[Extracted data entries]
........

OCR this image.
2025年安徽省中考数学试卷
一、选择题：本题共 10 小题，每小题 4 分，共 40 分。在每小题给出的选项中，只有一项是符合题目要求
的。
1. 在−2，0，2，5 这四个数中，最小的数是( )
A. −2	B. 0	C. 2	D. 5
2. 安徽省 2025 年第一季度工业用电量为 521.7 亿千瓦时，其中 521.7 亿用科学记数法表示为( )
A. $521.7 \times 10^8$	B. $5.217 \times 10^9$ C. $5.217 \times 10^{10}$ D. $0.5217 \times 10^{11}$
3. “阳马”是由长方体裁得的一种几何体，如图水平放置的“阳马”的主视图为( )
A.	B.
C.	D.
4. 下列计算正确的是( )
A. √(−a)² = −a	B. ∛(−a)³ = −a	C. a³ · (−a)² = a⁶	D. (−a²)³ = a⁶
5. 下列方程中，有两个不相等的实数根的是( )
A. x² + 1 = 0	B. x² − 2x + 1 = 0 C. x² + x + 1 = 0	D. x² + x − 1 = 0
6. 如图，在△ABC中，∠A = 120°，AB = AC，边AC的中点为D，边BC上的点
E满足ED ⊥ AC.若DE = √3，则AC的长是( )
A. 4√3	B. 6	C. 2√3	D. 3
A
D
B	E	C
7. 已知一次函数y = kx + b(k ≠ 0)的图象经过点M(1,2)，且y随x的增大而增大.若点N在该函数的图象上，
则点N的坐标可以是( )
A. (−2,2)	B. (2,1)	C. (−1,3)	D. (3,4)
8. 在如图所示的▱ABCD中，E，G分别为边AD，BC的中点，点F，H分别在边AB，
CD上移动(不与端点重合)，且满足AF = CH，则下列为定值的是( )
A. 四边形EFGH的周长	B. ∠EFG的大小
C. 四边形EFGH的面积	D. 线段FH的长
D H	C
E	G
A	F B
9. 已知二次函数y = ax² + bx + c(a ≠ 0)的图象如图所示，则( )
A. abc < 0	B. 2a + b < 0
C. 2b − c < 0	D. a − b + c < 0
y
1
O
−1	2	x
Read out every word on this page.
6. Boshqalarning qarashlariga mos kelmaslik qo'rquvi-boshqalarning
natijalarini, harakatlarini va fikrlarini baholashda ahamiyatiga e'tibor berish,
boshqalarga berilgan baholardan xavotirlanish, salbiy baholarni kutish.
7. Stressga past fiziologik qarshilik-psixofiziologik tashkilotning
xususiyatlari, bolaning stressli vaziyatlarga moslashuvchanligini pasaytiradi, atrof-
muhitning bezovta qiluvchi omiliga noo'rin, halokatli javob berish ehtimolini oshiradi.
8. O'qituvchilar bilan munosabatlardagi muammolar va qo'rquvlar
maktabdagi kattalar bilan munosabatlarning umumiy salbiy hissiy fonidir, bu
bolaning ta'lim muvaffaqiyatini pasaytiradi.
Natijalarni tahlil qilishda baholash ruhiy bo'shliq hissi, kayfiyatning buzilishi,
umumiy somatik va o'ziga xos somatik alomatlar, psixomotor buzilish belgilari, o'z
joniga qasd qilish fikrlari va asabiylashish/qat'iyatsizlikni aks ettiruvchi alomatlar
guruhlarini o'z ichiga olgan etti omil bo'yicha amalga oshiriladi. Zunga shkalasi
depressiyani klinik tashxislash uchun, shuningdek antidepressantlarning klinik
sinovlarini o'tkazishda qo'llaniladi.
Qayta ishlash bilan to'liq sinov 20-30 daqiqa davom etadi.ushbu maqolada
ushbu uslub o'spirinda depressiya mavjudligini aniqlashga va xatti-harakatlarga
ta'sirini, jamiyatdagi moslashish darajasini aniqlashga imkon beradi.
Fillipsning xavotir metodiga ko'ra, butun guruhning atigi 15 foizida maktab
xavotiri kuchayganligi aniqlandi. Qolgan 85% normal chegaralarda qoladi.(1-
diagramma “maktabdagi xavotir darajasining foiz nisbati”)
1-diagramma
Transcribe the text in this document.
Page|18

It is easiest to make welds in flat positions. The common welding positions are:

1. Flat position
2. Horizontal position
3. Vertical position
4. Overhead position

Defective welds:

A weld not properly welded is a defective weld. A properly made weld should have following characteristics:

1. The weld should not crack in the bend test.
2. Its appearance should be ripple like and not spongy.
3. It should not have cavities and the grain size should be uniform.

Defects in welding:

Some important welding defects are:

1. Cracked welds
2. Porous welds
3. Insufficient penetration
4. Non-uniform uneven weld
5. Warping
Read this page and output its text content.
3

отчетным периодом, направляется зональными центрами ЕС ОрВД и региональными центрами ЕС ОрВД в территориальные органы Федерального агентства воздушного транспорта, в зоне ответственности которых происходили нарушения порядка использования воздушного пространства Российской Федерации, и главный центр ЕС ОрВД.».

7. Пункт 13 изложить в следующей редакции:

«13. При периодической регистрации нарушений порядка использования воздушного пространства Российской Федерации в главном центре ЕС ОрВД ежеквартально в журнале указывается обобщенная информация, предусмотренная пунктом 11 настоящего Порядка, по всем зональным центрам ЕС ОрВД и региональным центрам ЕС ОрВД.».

........

▶ [PROMPT]: Produce an exact copy of every entry above.

▶ [ANSWER FOR THIS EXERCISE]:
OCR this image.
2025年安徽省中考数学试卷
一、选择题：本题共 10 小题，每小题 4 分，共 40 分。在每小题给出的选项中，只有一项是符合题目要求
的。
1. 在−2，0，2，5 这四个数中，最小的数是( )
A. −2	B. 0	C. 2	D. 5
2. 安徽省 2025 年第一季度工业用电量为 521.7 亿千瓦时，其中 521.7 亿用科学记数法表示为( )
A. $521.7 \times 10^8$	B. $5.217 \times 10^9$ C. $5.217 \times 10^{10}$ D. $0.5217 \times 10^{11}$
3. “阳马”是由长方体裁得的一种几何体，如图水平放置的“阳马”的主视图为( )
A.	B.
C.	D.
4. 下列计算正确的是( )
A. √(−a)² = −a	B. ∛(−a)³ = −a	C. a³ · (−a)² = a⁶	D. (−a²)³ = a⁶
5. 下列方程中，有两个不相等的实数根的是( )
A. x² + 1 = 0	B. x² − 2x + 1 = 0 C. x² + x + 1 = 0	D. x² + x − 1 = 0
6. 如图，在△ABC中，∠A = 120°，AB = AC，边AC的中点为D，边BC上的点
E满足ED ⊥ AC.若DE = √3，则AC的长是( )
A. 4√3	B. 6	C. 2√3	D. 3
A
D
B	E	C
7. 已知一次函数y = kx + b(k ≠ 0)的图象经过点M(1,2)，且y随x的增大而增大.若点N在该函数的图象上，
则点N的坐标可以是( )
A. (−2,2)	B. (2,1)	C. (−1,3)	D. (3,4)
8. 在如图所示的▱ABCD中，E，G分别为边AD，BC的中点，点F，H分别在边AB，
CD上移动(不与端点重合)，且满足AF = CH，则下列为定值的是( )
A. 四边形EFGH的周长	B. ∠EFG的大小
C. 四边形EFGH的面积	D. 线段FH的长
D H	C
E	G
A	F B
9. 已知二次函数y = ax² + bx + c(a ≠ 0)的图象如图所示，则( )
A. abc < 0	B. 2a + b < 0
C. 2b − c < 0	D. a − b + c < 0
y
1
O
−1	2	x
Read out every word on this page.
6. Boshqalarning qarashlariga mos kelmaslik qo'rquvi-boshqalarning
natijalarini, harakatlarini va fikrlarini baholashda ahamiyatiga e'tibor berish,
boshqalarga berilgan baholardan xavotirlanish, salbiy baholarni kutish.
7. Stressga past fiziologik qarshilik-psixofiziologik tashkilotning
xususiyatlari, bolaning stressli vaziyatlarga moslashuvchanligini pasaytiradi, atrof-
muhitning bezovta qiluvchi omiliga noo'rin, halokatli javob berish ehtimolini oshiradi.
8. O'qituvchilar bilan munosabatlardagi muammolar va qo'rquvlar
maktabdagi kattalar bilan munosabatlarning umumiy salbiy hissiy fonidir, bu
bolaning ta'lim muvaffaqiyatini pasaytiradi.
Natijalarni tahlil qilishda baholash ruhiy bo'shliq hissi, kayfiyatning buzilishi,
umumiy somatik va o'ziga xos somatik alomatlar, psixomotor buzilish belgilari, o'z
joniga qasd qilish fikrlari va asabiylashish/qat'iyatsizlikni aks ettiruvchi alomatlar
guruhlarini o'z ichiga olgan etti omil bo'yicha amalga oshiriladi. Zunga shkalasi
depressiyani klinik tashxislash uchun, shuningdek antidepressantlarning klinik
sinovlarini o'tkazishda qo'llaniladi.
Qayta ishlash bilan to'liq sinov 20-30 daqiqa davom etadi.ushbu maqolada
ushbu uslub o'spirinda depressiya mavjudligini aniqlashga va xatti-harakatlarga
ta'sirini, jamiyatdagi moslashish darajasini aniqlashga imkon beradi.
Fillipsning xavotir metodiga ko'ra, butun guruhning atigi 15 foizida maktab
xavotiri kuchayganligi aniqlandi. Qolgan 85% normal chegaralarda qoladi.(1-
diagramma “maktabdagi xavotir darajasining foiz nisbati”)
1-diagramma
Transcribe the text in this document.
Page|18

It is easiest to make welds in flat positions. The common welding positions are:

1. Flat position
2. Horizontal position
3. Vertical position
4. Overhead position

Defective welds:

A weld not properly welded is a defective weld. A properly made weld should have following characteristics:

1. The weld should not crack in the bend test.
2. Its appearance should be ripple like and not spongy.
3. It should not have cavities and the grain size should be uniform.

Defects in welding:

Some important welding defects are:

1. Cracked welds
2. Porous welds
3. Insufficient penetration
4. Non-uniform uneven weld
5. Warping
Read this page and output its text content.
3

отчетным периодом, направляется зональными центрами ЕС ОрВД и региональными центрами ЕС ОрВД в территориальные органы Федерального агентства воздушного транспорта, в зоне ответственности которых происходили нарушения порядка использования воздушного пространства Российской Федерации, и главный центр ЕС ОрВД.».

7. Пункт 13 изложить в следующей редакции:

«13. При периодической регистрации нарушений порядка использования воздушного пространства Российской Федерации в главном центре ЕС ОрВД ежеквартально в журнале указывается обобщенная информация, предусмотренная пунктом 11 настоящего Порядка, по всем зональным центрам ЕС ОрВД и региональным центрам ЕС ОрВД.».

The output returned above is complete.